◆ **Instruction**: Using the data below, repeat all of it precisely.

[Begin Listed entries]

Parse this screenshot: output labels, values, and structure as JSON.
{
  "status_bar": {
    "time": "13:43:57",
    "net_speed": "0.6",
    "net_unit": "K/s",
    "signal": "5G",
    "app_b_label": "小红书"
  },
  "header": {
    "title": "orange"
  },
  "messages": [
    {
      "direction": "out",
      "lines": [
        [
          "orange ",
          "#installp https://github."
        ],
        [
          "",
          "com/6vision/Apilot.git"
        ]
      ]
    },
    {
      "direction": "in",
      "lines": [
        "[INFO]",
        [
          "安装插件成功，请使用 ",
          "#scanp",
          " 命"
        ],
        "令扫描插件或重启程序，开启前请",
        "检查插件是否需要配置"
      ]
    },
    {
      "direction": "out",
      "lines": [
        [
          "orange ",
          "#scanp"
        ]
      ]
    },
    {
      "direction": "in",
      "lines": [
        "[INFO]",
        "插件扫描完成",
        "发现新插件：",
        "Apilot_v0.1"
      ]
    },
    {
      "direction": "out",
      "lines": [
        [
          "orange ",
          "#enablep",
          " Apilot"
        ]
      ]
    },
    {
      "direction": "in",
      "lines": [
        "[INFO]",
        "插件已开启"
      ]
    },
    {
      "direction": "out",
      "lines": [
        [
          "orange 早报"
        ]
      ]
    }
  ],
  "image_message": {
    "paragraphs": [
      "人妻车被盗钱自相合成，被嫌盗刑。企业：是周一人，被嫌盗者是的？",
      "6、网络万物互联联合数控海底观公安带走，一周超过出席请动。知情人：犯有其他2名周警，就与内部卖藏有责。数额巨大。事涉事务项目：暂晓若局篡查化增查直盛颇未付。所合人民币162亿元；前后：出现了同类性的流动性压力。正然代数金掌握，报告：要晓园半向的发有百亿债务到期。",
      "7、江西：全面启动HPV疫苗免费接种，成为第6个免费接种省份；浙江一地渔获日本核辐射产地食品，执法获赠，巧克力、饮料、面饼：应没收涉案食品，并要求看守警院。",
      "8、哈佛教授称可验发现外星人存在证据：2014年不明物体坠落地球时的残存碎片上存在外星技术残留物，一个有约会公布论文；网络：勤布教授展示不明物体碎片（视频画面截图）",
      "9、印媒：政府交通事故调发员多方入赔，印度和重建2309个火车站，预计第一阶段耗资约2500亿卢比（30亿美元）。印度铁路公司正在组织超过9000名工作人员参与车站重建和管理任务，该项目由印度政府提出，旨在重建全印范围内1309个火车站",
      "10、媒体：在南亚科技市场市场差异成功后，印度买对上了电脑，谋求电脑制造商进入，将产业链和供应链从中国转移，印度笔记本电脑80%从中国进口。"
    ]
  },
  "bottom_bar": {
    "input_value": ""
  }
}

[End Listed entries]

◆ **Answer to this task**:
Parse this screenshot: output labels, values, and structure as JSON.
{
  "status_bar": {
    "time": "13:43:57",
    "net_speed": "0.6",
    "net_unit": "K/s",
    "signal": "5G",
    "app_b_label": "小红书"
  },
  "header": {
    "title": "orange"
  },
  "messages": [
    {
      "direction": "out",
      "lines": [
        [
          "orange ",
          "#installp https://github."
        ],
        [
          "",
          "com/6vision/Apilot.git"
        ]
      ]
    },
    {
      "direction": "in",
      "lines": [
        "[INFO]",
        [
          "安装插件成功，请使用 ",
          "#scanp",
          " 命"
        ],
        "令扫描插件或重启程序，开启前请",
        "检查插件是否需要配置"
      ]
    },
    {
      "direction": "out",
      "lines": [
        [
          "orange ",
          "#scanp"
        ]
      ]
    },
    {
      "direction": "in",
      "lines": [
        "[INFO]",
        "插件扫描完成",
        "发现新插件：",
        "Apilot_v0.1"
      ]
    },
    {
      "direction": "out",
      "lines": [
        [
          "orange ",
          "#enablep",
          " Apilot"
        ]
      ]
    },
    {
      "direction": "in",
      "lines": [
        "[INFO]",
        "插件已开启"
      ]
    },
    {
      "direction": "out",
      "lines": [
        [
          "orange 早报"
        ]
      ]
    }
  ],
  "image_message": {
    "paragraphs": [
      "人妻车被盗钱自相合成，被嫌盗刑。企业：是周一人，被嫌盗者是的？",
      "6、网络万物互联联合数控海底观公安带走，一周超过出席请动。知情人：犯有其他2名周警，就与内部卖藏有责。数额巨大。事涉事务项目：暂晓若局篡查化增查直盛颇未付。所合人民币162亿元；前后：出现了同类性的流动性压力。正然代数金掌握，报告：要晓园半向的发有百亿债务到期。",
      "7、江西：全面启动HPV疫苗免费接种，成为第6个免费接种省份；浙江一地渔获日本核辐射产地食品，执法获赠，巧克力、饮料、面饼：应没收涉案食品，并要求看守警院。",
      "8、哈佛教授称可验发现外星人存在证据：2014年不明物体坠落地球时的残存碎片上存在外星技术残留物，一个有约会公布论文；网络：勤布教授展示不明物体碎片（视频画面截图）",
      "9、印媒：政府交通事故调发员多方入赔，印度和重建2309个火车站，预计第一阶段耗资约2500亿卢比（30亿美元）。印度铁路公司正在组织超过9000名工作人员参与车站重建和管理任务，该项目由印度政府提出，旨在重建全印范围内1309个火车站",
      "10、媒体：在南亚科技市场市场差异成功后，印度买对上了电脑，谋求电脑制造商进入，将产业链和供应链从中国转移，印度笔记本电脑80%从中国进口。"
    ]
  },
  "bottom_bar": {
    "input_value": ""
  }
}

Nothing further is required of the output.